Records contained in a dataset
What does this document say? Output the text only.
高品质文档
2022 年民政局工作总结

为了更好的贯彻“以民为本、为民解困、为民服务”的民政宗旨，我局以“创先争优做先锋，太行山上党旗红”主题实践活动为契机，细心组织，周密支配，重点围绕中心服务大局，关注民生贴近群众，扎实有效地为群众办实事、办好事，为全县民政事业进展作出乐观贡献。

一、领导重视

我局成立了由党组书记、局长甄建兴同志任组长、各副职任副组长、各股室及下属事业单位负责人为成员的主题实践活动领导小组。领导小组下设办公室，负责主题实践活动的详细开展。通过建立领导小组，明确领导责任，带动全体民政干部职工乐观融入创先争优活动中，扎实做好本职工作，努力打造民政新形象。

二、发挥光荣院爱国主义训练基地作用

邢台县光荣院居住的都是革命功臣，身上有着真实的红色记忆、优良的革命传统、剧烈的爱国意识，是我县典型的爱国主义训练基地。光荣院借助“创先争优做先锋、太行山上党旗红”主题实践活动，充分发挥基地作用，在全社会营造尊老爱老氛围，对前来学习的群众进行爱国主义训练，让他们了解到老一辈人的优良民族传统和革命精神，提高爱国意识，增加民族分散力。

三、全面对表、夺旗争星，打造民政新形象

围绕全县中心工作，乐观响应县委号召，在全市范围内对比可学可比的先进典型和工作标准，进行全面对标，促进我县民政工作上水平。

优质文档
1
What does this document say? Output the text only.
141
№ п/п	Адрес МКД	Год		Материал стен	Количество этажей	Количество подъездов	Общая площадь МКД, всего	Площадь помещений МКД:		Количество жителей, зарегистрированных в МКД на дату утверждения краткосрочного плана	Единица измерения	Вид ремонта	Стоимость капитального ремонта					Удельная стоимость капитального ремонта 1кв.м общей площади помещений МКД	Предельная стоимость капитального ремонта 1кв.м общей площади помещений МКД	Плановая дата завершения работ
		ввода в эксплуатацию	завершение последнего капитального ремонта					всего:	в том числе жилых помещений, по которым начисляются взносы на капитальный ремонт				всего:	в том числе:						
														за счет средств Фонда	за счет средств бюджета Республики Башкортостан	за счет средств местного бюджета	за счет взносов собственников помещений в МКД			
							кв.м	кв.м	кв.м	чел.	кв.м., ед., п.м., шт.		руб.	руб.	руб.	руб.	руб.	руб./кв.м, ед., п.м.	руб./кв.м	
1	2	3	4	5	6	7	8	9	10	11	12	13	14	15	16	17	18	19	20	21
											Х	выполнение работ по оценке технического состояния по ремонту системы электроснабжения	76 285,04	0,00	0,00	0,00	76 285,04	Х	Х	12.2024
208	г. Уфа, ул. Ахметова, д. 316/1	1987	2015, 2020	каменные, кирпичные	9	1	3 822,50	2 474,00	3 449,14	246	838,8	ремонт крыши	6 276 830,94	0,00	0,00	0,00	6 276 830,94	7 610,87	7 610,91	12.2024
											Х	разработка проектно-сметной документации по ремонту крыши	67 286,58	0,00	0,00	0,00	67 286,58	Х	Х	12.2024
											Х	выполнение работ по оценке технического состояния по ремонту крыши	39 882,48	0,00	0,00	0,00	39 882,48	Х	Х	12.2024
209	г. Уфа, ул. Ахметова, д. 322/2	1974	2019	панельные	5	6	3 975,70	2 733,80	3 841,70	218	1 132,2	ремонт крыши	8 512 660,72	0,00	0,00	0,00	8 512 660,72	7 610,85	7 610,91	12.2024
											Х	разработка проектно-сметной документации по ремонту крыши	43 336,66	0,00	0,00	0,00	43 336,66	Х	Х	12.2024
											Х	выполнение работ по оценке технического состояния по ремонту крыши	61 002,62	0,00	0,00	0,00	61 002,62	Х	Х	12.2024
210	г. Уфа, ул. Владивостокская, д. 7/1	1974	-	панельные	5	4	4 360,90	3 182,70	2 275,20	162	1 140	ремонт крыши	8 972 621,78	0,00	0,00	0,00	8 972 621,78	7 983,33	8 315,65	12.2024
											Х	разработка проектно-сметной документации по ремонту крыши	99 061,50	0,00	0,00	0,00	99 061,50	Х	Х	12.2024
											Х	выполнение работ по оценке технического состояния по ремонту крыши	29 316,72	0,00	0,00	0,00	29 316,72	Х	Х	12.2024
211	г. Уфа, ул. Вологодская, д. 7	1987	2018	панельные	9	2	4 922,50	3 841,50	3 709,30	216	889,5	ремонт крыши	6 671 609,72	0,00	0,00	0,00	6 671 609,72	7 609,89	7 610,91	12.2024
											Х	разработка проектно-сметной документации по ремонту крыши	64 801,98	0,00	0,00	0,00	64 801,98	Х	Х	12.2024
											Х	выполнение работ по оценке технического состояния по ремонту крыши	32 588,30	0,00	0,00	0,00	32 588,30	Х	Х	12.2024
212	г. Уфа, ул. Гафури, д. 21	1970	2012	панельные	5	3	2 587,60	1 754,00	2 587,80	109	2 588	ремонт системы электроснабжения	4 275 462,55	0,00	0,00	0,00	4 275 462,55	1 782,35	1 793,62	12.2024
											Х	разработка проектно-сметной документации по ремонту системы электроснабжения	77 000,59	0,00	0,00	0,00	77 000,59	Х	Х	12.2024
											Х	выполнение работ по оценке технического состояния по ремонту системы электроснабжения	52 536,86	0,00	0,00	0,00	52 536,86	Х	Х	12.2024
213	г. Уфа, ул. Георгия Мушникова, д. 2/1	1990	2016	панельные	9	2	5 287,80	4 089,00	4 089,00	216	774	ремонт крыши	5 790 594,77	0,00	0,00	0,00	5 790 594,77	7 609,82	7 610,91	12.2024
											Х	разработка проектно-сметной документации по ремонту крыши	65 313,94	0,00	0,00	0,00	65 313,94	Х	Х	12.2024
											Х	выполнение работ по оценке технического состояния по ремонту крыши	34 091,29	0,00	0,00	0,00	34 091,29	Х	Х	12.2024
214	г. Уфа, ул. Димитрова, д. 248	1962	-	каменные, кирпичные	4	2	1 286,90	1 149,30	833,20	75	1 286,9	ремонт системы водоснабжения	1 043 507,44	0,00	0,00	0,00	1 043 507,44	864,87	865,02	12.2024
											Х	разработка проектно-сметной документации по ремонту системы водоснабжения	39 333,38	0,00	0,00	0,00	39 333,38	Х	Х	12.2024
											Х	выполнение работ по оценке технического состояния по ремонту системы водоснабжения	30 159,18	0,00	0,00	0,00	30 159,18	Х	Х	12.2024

#### Job:
Extract the full listing and reproduce each line exactly.

#### Written answer:
What does this document say? Output the text only.
高品质文档
2022 年民政局工作总结

为了更好的贯彻“以民为本、为民解困、为民服务”的民政宗旨，我局以“创先争优做先锋，太行山上党旗红”主题实践活动为契机，细心组织，周密支配，重点围绕中心服务大局，关注民生贴近群众，扎实有效地为群众办实事、办好事，为全县民政事业进展作出乐观贡献。

一、领导重视

我局成立了由党组书记、局长甄建兴同志任组长、各副职任副组长、各股室及下属事业单位负责人为成员的主题实践活动领导小组。领导小组下设办公室，负责主题实践活动的详细开展。通过建立领导小组，明确领导责任，带动全体民政干部职工乐观融入创先争优活动中，扎实做好本职工作，努力打造民政新形象。

二、发挥光荣院爱国主义训练基地作用

邢台县光荣院居住的都是革命功臣，身上有着真实的红色记忆、优良的革命传统、剧烈的爱国意识，是我县典型的爱国主义训练基地。光荣院借助“创先争优做先锋、太行山上党旗红”主题实践活动，充分发挥基地作用，在全社会营造尊老爱老氛围，对前来学习的群众进行爱国主义训练，让他们了解到老一辈人的优良民族传统和革命精神，提高爱国意识，增加民族分散力。

三、全面对表、夺旗争星，打造民政新形象

围绕全县中心工作，乐观响应县委号召，在全市范围内对比可学可比的先进典型和工作标准，进行全面对标，促进我县民政工作上水平。

优质文档
1
What does this document say? Output the text only.
141
№ п/п	Адрес МКД	Год		Материал стен	Количество этажей	Количество подъездов	Общая площадь МКД, всего	Площадь помещений МКД:		Количество жителей, зарегистрированных в МКД на дату утверждения краткосрочного плана	Единица измерения	Вид ремонта	Стоимость капитального ремонта					Удельная стоимость капитального ремонта 1кв.м общей площади помещений МКД	Предельная стоимость капитального ремонта 1кв.м общей площади помещений МКД	Плановая дата завершения работ
		ввода в эксплуатацию	завершение последнего капитального ремонта					всего:	в том числе жилых помещений, по которым начисляются взносы на капитальный ремонт				всего:	в том числе:						
														за счет средств Фонда	за счет средств бюджета Республики Башкортостан	за счет средств местного бюджета	за счет взносов собственников помещений в МКД			
							кв.м	кв.м	кв.м	чел.	кв.м., ед., п.м., шт.		руб.	руб.	руб.	руб.	руб.	руб./кв.м, ед., п.м.	руб./кв.м	
1	2	3	4	5	6	7	8	9	10	11	12	13	14	15	16	17	18	19	20	21
											Х	выполнение работ по оценке технического состояния по ремонту системы электроснабжения	76 285,04	0,00	0,00	0,00	76 285,04	Х	Х	12.2024
208	г. Уфа, ул. Ахметова, д. 316/1	1987	2015, 2020	каменные, кирпичные	9	1	3 822,50	2 474,00	3 449,14	246	838,8	ремонт крыши	6 276 830,94	0,00	0,00	0,00	6 276 830,94	7 610,87	7 610,91	12.2024
											Х	разработка проектно-сметной документации по ремонту крыши	67 286,58	0,00	0,00	0,00	67 286,58	Х	Х	12.2024
											Х	выполнение работ по оценке технического состояния по ремонту крыши	39 882,48	0,00	0,00	0,00	39 882,48	Х	Х	12.2024
209	г. Уфа, ул. Ахметова, д. 322/2	1974	2019	панельные	5	6	3 975,70	2 733,80	3 841,70	218	1 132,2	ремонт крыши	8 512 660,72	0,00	0,00	0,00	8 512 660,72	7 610,85	7 610,91	12.2024
											Х	разработка проектно-сметной документации по ремонту крыши	43 336,66	0,00	0,00	0,00	43 336,66	Х	Х	12.2024
											Х	выполнение работ по оценке технического состояния по ремонту крыши	61 002,62	0,00	0,00	0,00	61 002,62	Х	Х	12.2024
210	г. Уфа, ул. Владивостокская, д. 7/1	1974	-	панельные	5	4	4 360,90	3 182,70	2 275,20	162	1 140	ремонт крыши	8 972 621,78	0,00	0,00	0,00	8 972 621,78	7 983,33	8 315,65	12.2024
											Х	разработка проектно-сметной документации по ремонту крыши	99 061,50	0,00	0,00	0,00	99 061,50	Х	Х	12.2024
											Х	выполнение работ по оценке технического состояния по ремонту крыши	29 316,72	0,00	0,00	0,00	29 316,72	Х	Х	12.2024
211	г. Уфа, ул. Вологодская, д. 7	1987	2018	панельные	9	2	4 922,50	3 841,50	3 709,30	216	889,5	ремонт крыши	6 671 609,72	0,00	0,00	0,00	6 671 609,72	7 609,89	7 610,91	12.2024
											Х	разработка проектно-сметной документации по ремонту крыши	64 801,98	0,00	0,00	0,00	64 801,98	Х	Х	12.2024
											Х	выполнение работ по оценке технического состояния по ремонту крыши	32 588,30	0,00	0,00	0,00	32 588,30	Х	Х	12.2024
212	г. Уфа, ул. Гафури, д. 21	1970	2012	панельные	5	3	2 587,60	1 754,00	2 587,80	109	2 588	ремонт системы электроснабжения	4 275 462,55	0,00	0,00	0,00	4 275 462,55	1 782,35	1 793,62	12.2024
											Х	разработка проектно-сметной документации по ремонту системы электроснабжения	77 000,59	0,00	0,00	0,00	77 000,59	Х	Х	12.2024
											Х	выполнение работ по оценке технического состояния по ремонту системы электроснабжения	52 536,86	0,00	0,00	0,00	52 536,86	Х	Х	12.2024
213	г. Уфа, ул. Георгия Мушникова, д. 2/1	1990	2016	панельные	9	2	5 287,80	4 089,00	4 089,00	216	774	ремонт крыши	5 790 594,77	0,00	0,00	0,00	5 790 594,77	7 609,82	7 610,91	12.2024
											Х	разработка проектно-сметной документации по ремонту крыши	65 313,94	0,00	0,00	0,00	65 313,94	Х	Х	12.2024
											Х	выполнение работ по оценке технического состояния по ремонту крыши	34 091,29	0,00	0,00	0,00	34 091,29	Х	Х	12.2024
214	г. Уфа, ул. Димитрова, д. 248	1962	-	каменные, кирпичные	4	2	1 286,90	1 149,30	833,20	75	1 286,9	ремонт системы водоснабжения	1 043 507,44	0,00	0,00	0,00	1 043 507,44	864,87	865,02	12.2024
											Х	разработка проектно-сметной документации по ремонту системы водоснабжения	39 333,38	0,00	0,00	0,00	39 333,38	Х	Х	12.2024
											Х	выполнение работ по оценке технического состояния по ремонту системы водоснабжения	30 159,18	0,00	0,00	0,00	30 159,18	Х	Х	12.2024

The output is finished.